— begin —
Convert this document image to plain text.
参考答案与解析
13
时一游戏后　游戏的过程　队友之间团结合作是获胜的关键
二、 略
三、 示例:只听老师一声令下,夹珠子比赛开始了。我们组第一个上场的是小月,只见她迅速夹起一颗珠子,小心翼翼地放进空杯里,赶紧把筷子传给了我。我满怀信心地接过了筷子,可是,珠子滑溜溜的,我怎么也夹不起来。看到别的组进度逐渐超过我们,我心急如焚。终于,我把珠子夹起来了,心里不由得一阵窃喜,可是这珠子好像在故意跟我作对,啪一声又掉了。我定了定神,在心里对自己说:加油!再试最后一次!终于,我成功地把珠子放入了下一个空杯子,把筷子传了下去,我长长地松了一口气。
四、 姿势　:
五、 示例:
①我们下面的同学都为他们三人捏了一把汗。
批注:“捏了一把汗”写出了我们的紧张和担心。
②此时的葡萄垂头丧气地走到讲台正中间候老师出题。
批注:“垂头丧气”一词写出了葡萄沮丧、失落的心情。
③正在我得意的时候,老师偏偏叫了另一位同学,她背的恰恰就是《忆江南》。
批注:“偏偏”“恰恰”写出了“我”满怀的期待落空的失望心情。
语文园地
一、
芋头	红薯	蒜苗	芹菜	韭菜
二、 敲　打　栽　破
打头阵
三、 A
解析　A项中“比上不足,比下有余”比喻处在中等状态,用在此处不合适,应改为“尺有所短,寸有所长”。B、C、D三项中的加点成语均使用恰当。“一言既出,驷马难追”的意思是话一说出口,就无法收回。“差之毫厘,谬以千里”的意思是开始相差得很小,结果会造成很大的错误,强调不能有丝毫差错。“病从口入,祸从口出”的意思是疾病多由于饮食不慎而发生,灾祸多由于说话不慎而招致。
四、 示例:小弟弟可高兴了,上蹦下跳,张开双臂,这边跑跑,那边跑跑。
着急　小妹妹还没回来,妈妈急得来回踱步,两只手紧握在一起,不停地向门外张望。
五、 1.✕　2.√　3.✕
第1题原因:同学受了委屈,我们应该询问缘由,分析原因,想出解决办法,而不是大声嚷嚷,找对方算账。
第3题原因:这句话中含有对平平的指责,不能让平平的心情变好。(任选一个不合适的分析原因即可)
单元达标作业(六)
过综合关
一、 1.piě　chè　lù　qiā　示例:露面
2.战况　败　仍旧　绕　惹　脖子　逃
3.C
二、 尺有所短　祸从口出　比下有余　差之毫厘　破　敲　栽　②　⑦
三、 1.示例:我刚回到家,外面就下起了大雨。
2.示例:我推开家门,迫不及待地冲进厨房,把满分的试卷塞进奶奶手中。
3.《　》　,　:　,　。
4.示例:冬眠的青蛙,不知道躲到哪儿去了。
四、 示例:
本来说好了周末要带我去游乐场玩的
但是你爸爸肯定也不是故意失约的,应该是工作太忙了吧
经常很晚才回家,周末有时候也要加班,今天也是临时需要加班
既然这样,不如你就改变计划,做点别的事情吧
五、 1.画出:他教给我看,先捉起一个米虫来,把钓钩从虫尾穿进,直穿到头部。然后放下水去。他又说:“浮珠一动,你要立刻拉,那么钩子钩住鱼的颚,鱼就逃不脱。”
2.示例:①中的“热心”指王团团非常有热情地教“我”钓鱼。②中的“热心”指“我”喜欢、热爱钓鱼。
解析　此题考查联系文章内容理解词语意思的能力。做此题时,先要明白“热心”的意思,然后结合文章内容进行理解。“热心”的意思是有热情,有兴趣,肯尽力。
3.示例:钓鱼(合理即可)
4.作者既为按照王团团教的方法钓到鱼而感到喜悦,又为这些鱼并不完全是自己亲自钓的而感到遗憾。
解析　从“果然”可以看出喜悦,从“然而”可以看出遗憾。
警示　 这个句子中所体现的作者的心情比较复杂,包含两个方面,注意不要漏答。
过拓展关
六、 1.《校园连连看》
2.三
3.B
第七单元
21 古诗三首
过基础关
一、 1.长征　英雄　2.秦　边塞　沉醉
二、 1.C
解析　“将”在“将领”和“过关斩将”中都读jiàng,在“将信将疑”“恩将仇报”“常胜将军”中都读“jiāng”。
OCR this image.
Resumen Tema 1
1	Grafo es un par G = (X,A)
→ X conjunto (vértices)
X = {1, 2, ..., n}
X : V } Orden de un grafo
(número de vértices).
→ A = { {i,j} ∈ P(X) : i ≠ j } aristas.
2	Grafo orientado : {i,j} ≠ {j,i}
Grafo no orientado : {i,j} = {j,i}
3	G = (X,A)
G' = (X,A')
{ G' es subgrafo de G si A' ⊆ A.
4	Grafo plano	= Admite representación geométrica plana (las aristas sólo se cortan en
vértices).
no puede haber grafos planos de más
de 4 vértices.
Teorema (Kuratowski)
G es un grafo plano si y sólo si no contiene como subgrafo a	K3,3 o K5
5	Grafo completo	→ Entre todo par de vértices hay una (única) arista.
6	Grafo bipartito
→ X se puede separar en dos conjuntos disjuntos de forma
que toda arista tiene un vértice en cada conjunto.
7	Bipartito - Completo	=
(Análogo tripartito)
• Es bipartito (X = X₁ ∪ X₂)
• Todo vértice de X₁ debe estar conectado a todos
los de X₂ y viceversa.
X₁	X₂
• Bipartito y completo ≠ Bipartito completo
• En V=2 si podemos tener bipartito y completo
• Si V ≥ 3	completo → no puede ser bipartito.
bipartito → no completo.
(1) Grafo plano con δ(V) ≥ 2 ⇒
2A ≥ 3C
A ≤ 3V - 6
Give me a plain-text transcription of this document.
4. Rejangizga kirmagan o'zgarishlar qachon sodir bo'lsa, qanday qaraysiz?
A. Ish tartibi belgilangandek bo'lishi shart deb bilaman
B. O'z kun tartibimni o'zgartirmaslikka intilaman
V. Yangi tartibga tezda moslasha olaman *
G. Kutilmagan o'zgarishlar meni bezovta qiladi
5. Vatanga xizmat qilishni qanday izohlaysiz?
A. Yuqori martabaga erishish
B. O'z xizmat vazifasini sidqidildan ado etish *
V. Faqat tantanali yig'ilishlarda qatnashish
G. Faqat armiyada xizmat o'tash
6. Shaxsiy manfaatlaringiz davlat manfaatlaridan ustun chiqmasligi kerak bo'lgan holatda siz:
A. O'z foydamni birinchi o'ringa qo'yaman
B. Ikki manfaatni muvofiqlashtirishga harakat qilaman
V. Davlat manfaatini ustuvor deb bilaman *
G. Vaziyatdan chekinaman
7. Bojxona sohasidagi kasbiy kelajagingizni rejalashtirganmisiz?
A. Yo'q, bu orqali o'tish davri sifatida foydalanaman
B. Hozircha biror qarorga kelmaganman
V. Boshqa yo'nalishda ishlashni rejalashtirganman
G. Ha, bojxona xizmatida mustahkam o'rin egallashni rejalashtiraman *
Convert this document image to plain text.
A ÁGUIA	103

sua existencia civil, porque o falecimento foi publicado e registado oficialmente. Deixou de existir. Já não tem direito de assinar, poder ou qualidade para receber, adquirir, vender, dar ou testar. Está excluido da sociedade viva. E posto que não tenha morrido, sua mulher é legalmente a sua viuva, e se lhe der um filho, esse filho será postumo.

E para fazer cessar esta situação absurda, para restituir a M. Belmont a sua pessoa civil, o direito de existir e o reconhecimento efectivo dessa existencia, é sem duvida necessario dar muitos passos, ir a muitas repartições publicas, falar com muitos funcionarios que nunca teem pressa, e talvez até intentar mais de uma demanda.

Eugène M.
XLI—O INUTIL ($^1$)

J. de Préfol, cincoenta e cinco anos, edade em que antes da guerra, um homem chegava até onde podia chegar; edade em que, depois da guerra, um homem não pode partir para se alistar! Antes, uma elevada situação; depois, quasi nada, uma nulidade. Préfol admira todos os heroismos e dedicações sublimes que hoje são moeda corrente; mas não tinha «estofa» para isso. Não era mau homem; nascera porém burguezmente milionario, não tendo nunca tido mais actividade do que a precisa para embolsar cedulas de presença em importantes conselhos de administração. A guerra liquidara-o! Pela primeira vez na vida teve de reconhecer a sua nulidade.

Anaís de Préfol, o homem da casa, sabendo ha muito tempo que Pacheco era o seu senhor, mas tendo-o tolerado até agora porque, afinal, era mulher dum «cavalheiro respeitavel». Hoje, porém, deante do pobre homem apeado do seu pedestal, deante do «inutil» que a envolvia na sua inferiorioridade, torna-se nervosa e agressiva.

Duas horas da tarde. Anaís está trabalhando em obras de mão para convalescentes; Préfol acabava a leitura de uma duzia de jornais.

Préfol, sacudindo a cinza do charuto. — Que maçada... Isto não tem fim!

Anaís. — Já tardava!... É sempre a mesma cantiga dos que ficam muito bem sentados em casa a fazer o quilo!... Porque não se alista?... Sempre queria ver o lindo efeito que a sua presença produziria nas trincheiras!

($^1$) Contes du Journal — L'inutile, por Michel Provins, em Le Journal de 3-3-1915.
— end —
:: Task details ::
Count every line above that holds the word "aristas", and state the number and nothing more.

:: Answer below ::
2